◆ **Source extract**:
EMELIA DZIDZIENYO v. JANET DZIDZIENYO AND OTHERS [1962] 1 GLR 301

HIGH COURT, SEKONDI

DATE; 1ST MAY 1962

BEFORE:CHARLES J.

CASES REFERRED TO
(1) Nsiah v. U.T.C Ltd. [1959] G.L.R. 79
(2) Adjei v. Appiagyei (1958) 3 W.A.L.R. 401
NATURE OF PROCEEDINGS
ACTION by successor for declaration that lease granted to administratrix is family property, and
dealings therein by administratrix invalid.

COUNSEL
S. Baidoo for the plaintiff.
Sakyi for the first and second defendants.
H. V. Franklin with him E. B. Gaisie for the co-defendants.
JUDGMENT OF CHARLES J.
The plaintiff, who sues in her capacity as the successor of the late E. A. Dzidzienyo, sought the
cancellation of a deed dated 24th October, 1957, by which the first defendant granted an under-lease
of plots Nos. 123 and 125., Prince of Wales Road, Takoradi to the second defendant. The plaintiff’s
complaint is that the plots in question are family property and as such the plaintiff is the person
lawfully entitled to deal with them and that the first defendant fraudulently and without the authority,
knowledge, consent and concurrence of the family purported to execute the under-lease in respect of
the aforesaid plots.
E. A. Dzidzienyo was granted a lease by the government in respect of the said plots and he erected
thereon a two-storeyed building. The government exercised its right of re-entry for breach of
covenant, and re-entered, but subsequently offered the said two plots again to E. A. Dzidzienyo, who
was ill in bed, four months prior to his death. Immediately after his death, in 1949, the plaintiff was
appointed his successor and her appointment was confirmed by the native court at Anyako on the 23rd
August, 1951. On the 16th July, 1951, the first defendant was appointed administratrix of the estate of
the late E. A. Dzidzienyo and as a result, the government made an offer of a lease in respect of the
two plots to her which she accepted. It is patently obvious upon the correspondence with the second
defendant that the lease in respect of the two plots was granted on the 8th April, 1952, to the first
defendant because she was appointed administratrix, but unfortunately when the lease was prepared it
purported to grant her the interest in her personal capacity.
[p.303] of [1962] 1 GLR 301

On the 23rd May, 1953, the first defendant entered into an agreement with the second defendant to
sub-let the said two plots to him and when she failed to honour the agreement the second defendant
sued her for specific performance of the agreement. The plaintiff had sued the first defendant in suit
No. 49/1953, and on the 18th July, 1953 the terms of settlement signed by counsel for the parties were
incorporated as a consent judgment of the court by van Lare, J. (as he then was), the most relevant
part of which read as follows:
“(1) There will be an order of perpetual injunction restraining the defendant from any further dealings
with the estate of the late E. A. Dzidzienyo by herself, but only jointly with the plaintiff herein.
(2) That the letters of administration granted by the court on the 16th July, 1951, to the defendant are
to be set aside as rescinded and in substitution fresh letters of administration in respect of the
estate of the late E. A. Dzidzienyo to issue to the plaintiff and defendant jointly as from date.”

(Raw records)
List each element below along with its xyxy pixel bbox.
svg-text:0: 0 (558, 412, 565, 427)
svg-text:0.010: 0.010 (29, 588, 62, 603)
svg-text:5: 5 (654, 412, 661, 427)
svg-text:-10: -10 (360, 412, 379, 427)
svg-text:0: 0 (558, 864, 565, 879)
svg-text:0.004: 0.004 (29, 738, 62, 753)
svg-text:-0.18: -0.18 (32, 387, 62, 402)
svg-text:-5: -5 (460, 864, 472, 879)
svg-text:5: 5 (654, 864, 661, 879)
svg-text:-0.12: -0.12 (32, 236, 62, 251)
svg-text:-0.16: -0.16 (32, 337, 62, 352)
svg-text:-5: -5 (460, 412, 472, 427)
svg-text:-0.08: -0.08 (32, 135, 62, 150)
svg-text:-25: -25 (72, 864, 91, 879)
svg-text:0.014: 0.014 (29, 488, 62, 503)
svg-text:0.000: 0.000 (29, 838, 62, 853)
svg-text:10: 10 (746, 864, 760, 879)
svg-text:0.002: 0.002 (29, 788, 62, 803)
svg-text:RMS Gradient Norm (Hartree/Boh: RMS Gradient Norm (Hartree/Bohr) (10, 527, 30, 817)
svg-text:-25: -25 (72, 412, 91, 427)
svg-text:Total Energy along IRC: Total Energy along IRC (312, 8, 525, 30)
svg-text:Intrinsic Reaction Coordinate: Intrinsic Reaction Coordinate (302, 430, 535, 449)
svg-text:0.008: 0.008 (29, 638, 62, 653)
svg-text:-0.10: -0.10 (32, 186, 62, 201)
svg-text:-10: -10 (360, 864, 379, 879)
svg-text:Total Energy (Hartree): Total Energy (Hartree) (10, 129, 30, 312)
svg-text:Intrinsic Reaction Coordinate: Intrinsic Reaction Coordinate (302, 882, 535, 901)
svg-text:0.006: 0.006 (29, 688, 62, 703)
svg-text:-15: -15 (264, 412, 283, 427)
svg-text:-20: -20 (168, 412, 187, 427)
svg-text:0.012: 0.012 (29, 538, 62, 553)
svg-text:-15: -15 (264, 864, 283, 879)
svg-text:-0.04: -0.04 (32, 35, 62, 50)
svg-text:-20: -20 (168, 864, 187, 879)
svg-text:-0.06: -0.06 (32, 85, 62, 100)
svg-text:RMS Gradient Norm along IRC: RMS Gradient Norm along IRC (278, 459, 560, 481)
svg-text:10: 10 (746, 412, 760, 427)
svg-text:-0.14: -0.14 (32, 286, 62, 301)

◆ **Tasks to complete**:
**a.** Output everything in the Dzidzienyo judgment from "BEFORE:CHARLES J." down to "OF CHARLES J.", word for word.
**b.** According to the Dzidzienyo judgment, on what date was the lease of the two plots granted to the first defendant?
**c.** Rewrite the paragraph of the Dzidzienyo judgment that begins "E. A. Dzidzienyo was granted a lease" as a list of its main facts.

◆ **Task-by-task outputs**:
**a.**
BEFORE:CHARLES J.

CASES REFERRED TO
(1) Nsiah v. U.T.C Ltd. [1959] G.L.R. 79
(2) Adjei v. Appiagyei (1958) 3 W.A.L.R. 401
NATURE OF PROCEEDINGS
ACTION by successor for declaration that lease granted to administratrix is family property, and
dealings therein by administratrix invalid.

COUNSEL
S. Baidoo for the plaintiff.
Sakyi for the first and second defendants.
H. V. Franklin with him E. B. Gaisie for the co-defendants.
JUDGMENT OF CHARLES J.

**b.** 8th April, 1952

**c.**
- The government granted E. A. Dzidzienyo a lease of the plots, and he built a two-storeyed building on them.
- The government re-entered for breach of covenant but later offered the two plots to him again while he was ill in bed, four months before his death.
- He died in 1949. The plaintiff was appointed his successor immediately afterward, and the native court at Anyako confirmed her appointment on 23rd August 1951.
- On 16th July 1951 the first defendant was appointed administratrix of his estate. The government then offered her a lease of the two plots, and she accepted it.
- Correspondence with the second defendant shows that the lease was granted to her on 8th April 1952 because she was administratrix. However, the lease as prepared purported to grant her the interest in her personal capacity.